MATERIAL FOR THIS EXERCISE:
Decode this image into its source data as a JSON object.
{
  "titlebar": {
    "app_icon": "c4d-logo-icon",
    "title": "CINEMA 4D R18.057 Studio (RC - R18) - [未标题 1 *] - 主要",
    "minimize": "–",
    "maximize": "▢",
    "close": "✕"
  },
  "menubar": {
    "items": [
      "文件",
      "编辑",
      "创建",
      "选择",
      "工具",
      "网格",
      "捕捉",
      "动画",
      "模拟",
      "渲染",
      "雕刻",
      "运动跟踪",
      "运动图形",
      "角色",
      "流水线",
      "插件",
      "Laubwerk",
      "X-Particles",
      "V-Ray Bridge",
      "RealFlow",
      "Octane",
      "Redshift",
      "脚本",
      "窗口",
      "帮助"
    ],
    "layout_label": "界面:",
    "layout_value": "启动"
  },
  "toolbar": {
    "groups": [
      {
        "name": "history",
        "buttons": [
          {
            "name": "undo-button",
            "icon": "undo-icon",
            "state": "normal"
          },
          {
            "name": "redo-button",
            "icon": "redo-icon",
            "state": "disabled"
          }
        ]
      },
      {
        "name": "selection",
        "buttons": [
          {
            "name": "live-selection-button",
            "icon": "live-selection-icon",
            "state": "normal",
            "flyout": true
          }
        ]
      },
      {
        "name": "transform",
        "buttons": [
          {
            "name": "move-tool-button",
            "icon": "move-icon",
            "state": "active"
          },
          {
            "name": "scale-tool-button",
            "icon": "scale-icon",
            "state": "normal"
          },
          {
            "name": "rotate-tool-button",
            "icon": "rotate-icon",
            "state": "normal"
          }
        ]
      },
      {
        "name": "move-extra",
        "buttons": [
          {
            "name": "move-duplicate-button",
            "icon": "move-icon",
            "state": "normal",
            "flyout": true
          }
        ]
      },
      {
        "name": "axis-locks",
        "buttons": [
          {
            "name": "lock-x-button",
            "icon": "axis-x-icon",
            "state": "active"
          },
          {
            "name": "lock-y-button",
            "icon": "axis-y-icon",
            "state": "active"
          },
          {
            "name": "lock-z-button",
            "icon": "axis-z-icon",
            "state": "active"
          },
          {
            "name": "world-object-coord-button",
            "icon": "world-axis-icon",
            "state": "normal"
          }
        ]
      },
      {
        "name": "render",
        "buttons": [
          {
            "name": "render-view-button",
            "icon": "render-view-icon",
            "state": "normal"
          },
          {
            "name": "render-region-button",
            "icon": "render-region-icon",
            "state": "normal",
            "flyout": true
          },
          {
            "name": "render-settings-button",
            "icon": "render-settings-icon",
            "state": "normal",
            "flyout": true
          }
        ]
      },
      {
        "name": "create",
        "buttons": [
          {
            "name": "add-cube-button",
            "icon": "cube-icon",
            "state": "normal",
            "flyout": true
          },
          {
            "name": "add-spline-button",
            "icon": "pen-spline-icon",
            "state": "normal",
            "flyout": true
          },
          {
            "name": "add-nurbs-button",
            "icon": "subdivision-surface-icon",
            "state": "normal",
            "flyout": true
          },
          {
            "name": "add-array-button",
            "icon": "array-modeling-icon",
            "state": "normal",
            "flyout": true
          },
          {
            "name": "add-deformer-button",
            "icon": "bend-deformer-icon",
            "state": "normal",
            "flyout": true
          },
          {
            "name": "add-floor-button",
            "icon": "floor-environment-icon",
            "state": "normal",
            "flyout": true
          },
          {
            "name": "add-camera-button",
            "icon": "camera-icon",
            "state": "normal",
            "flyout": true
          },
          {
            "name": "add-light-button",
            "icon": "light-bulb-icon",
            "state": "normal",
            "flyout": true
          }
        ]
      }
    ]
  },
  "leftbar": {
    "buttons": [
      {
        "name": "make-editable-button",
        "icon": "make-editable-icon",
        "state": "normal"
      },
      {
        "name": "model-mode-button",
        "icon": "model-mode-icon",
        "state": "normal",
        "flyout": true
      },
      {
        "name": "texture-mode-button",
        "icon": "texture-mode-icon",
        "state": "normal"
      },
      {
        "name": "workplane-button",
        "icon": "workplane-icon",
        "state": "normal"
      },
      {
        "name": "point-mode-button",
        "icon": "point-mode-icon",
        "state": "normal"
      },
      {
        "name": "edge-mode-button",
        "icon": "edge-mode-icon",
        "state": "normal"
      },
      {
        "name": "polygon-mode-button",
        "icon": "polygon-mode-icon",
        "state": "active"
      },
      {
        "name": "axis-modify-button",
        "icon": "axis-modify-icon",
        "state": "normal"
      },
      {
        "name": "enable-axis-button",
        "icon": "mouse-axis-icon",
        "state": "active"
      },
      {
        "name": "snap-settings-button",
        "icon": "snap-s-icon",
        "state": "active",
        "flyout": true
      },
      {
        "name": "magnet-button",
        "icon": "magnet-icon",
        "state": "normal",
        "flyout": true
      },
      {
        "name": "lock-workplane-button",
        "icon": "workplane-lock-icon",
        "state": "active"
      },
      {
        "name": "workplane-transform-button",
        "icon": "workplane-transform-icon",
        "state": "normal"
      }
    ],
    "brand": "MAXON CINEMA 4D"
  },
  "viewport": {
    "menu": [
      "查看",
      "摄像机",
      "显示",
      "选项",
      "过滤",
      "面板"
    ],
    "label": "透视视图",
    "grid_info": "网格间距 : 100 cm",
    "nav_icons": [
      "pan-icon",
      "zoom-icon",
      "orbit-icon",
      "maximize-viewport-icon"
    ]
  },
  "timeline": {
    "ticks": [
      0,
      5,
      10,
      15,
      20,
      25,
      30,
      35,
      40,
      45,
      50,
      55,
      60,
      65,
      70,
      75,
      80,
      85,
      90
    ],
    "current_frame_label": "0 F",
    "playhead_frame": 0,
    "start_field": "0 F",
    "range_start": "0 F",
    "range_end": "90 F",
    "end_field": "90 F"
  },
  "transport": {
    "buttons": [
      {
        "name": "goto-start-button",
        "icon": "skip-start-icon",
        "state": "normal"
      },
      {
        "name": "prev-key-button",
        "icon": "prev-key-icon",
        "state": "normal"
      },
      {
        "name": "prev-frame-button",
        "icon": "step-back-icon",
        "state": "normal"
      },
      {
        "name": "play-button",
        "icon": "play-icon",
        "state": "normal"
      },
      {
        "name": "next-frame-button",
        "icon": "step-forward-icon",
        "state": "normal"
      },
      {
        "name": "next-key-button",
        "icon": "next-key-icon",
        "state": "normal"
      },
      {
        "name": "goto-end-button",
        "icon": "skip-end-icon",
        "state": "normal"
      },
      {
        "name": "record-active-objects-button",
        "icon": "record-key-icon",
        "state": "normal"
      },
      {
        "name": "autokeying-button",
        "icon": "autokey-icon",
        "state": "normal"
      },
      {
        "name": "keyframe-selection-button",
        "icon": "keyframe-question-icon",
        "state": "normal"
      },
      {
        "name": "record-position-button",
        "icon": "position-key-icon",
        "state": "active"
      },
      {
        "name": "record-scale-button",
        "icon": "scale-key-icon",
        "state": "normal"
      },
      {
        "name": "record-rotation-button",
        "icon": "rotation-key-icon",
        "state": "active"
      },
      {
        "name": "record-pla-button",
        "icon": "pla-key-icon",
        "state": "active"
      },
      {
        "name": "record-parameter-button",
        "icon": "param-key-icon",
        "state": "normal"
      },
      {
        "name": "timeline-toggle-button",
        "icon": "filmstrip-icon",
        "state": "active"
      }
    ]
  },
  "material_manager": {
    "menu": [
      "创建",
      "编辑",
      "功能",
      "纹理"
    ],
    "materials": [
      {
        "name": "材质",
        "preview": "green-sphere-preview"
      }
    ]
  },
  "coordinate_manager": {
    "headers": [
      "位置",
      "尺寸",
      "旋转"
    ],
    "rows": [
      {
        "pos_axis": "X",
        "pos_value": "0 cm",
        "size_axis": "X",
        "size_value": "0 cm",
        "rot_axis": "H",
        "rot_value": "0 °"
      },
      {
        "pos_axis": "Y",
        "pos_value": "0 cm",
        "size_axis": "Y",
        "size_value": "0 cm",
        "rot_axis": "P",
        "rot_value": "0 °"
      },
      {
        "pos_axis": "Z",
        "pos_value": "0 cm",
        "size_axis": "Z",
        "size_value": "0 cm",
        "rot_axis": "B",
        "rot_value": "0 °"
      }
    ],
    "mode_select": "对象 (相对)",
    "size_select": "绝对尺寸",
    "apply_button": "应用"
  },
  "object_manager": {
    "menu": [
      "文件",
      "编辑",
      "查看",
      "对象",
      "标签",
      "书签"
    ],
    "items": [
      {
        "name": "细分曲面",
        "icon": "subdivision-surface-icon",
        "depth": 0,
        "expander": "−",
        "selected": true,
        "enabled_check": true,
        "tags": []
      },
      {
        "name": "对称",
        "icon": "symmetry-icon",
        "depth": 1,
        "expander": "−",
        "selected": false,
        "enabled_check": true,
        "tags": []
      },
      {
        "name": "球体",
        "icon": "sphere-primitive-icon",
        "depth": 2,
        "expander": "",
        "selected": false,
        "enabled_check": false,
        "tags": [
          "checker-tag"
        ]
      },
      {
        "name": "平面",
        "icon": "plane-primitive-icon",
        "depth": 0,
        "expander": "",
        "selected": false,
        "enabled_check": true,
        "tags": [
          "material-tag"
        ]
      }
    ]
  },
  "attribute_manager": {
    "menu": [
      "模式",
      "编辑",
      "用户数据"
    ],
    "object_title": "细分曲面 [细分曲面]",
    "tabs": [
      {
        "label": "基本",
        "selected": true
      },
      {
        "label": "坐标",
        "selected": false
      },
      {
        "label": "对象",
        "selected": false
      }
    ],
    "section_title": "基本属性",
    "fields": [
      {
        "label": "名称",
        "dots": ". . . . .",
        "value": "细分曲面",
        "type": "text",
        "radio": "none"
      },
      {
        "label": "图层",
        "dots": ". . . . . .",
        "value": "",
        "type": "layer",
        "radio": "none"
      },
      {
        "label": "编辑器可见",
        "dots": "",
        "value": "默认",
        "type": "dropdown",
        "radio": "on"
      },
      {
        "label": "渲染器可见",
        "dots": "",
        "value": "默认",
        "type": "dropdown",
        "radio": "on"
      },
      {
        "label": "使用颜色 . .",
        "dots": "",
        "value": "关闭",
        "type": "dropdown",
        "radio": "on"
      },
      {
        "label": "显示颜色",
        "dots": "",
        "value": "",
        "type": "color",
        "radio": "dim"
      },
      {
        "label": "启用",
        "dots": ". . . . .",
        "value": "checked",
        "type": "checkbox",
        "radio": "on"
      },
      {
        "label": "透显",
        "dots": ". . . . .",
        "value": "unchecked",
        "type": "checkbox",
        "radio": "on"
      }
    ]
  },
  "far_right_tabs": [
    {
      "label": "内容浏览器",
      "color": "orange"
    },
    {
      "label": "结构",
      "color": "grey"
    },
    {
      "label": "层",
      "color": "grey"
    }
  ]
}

THE REQUEST:
Provide the number of lines in these entries that hold the word "editable", without any accompanying text.

TASK SOLUTION:
2